= Problem to solve =
Give only the number of lines in the data that contain the word "this".
■ ■ ■ ■
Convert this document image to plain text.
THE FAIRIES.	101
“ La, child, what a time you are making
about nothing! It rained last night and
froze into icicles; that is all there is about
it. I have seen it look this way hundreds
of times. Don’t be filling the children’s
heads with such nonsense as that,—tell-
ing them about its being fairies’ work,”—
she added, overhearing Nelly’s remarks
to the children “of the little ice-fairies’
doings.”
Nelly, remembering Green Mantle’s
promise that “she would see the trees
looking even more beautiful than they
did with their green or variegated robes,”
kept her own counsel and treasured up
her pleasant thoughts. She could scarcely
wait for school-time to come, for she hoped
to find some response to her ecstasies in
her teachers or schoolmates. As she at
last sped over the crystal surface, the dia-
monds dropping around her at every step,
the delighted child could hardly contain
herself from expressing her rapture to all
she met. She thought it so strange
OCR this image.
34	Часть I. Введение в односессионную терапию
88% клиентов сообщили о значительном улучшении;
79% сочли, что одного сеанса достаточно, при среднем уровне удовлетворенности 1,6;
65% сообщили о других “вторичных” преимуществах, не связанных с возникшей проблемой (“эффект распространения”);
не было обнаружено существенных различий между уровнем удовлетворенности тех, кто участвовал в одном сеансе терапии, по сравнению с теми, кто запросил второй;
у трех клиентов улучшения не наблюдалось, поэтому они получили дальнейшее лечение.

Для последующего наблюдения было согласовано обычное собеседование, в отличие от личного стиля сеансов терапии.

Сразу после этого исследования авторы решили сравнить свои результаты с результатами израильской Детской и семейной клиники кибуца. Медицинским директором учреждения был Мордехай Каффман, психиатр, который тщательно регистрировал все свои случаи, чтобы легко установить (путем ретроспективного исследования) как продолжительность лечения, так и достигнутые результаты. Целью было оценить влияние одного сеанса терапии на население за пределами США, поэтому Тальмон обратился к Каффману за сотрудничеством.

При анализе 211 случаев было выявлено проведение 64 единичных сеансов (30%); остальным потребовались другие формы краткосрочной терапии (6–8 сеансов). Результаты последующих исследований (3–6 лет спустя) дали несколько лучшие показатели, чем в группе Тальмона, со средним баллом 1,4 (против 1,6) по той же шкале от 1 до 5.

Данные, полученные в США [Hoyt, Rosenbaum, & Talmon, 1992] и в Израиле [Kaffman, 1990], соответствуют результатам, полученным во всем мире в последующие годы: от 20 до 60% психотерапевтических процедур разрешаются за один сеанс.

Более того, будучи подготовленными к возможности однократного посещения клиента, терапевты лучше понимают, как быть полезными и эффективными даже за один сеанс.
■ ■ ■ ■
= Exercise solution =
3